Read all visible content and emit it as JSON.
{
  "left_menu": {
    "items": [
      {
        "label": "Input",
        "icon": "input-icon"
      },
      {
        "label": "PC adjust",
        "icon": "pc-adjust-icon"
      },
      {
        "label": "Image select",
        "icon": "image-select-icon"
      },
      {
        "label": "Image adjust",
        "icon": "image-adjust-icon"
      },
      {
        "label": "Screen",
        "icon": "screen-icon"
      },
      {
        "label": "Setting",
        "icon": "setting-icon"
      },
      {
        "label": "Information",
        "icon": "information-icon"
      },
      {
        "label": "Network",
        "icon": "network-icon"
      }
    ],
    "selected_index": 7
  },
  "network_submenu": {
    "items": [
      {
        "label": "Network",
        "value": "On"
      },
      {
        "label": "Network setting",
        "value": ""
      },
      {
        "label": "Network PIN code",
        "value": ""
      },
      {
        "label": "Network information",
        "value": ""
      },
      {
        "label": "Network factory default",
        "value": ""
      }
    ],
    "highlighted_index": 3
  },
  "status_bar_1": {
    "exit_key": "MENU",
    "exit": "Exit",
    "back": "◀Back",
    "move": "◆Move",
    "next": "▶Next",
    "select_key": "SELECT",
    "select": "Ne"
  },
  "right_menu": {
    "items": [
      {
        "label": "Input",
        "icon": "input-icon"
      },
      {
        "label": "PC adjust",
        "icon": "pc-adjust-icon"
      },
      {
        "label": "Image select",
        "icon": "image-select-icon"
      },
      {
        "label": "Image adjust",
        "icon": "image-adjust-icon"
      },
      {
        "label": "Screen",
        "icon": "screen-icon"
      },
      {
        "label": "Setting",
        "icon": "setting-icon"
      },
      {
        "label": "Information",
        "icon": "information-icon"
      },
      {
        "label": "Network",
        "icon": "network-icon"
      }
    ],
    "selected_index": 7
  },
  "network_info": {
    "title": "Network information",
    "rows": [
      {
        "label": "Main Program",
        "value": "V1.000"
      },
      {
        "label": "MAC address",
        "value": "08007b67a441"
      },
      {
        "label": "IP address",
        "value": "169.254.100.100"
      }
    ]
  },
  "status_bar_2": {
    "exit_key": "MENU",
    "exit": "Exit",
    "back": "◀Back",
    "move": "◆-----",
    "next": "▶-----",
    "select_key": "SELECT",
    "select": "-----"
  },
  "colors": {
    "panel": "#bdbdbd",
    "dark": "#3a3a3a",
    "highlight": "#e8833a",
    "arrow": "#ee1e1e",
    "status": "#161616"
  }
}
==
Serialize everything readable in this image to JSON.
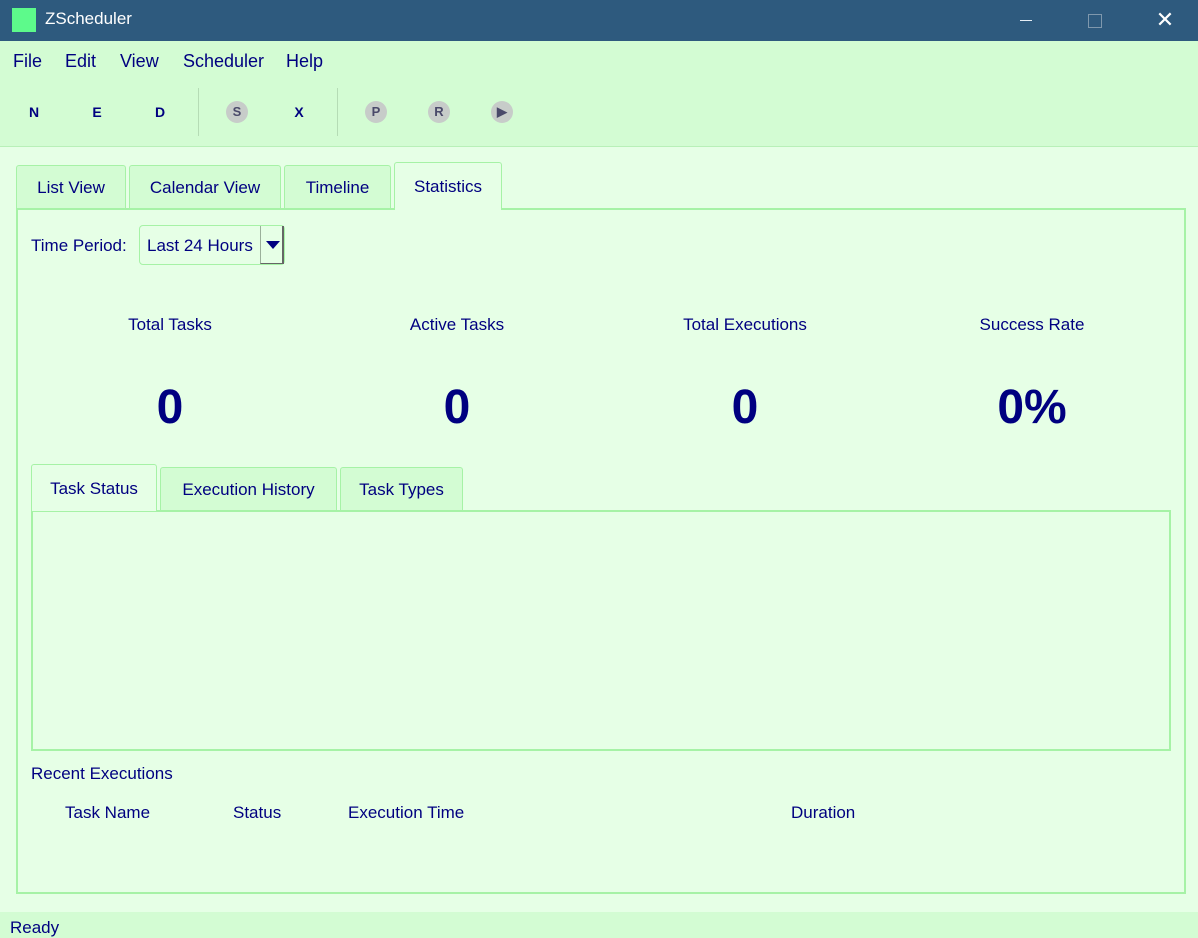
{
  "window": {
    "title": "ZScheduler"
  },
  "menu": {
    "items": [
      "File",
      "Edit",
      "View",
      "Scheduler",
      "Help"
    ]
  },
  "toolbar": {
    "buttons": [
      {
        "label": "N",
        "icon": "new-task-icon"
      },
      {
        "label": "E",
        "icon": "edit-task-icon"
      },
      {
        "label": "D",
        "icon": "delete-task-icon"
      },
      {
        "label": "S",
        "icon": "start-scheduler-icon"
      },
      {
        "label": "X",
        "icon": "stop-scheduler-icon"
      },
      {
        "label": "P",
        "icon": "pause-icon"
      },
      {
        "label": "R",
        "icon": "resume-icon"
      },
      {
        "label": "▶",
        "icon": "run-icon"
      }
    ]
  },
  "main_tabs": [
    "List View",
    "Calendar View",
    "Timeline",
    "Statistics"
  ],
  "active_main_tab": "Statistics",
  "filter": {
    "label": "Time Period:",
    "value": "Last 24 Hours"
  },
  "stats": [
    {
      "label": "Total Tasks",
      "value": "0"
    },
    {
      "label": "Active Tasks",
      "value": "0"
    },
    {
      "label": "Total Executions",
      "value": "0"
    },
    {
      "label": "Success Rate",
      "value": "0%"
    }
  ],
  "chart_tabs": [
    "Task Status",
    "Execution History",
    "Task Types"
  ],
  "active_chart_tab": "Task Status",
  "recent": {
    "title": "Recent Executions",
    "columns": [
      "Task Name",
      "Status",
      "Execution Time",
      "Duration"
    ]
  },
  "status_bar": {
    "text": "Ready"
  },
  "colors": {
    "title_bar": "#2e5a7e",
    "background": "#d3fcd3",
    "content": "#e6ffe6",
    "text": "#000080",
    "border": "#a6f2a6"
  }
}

* What the exercise asks *
Look above for lines with the word "Total" and copy them all.

* Solved exercise *
      "label": "Total Tasks",
      "label": "Total Executions",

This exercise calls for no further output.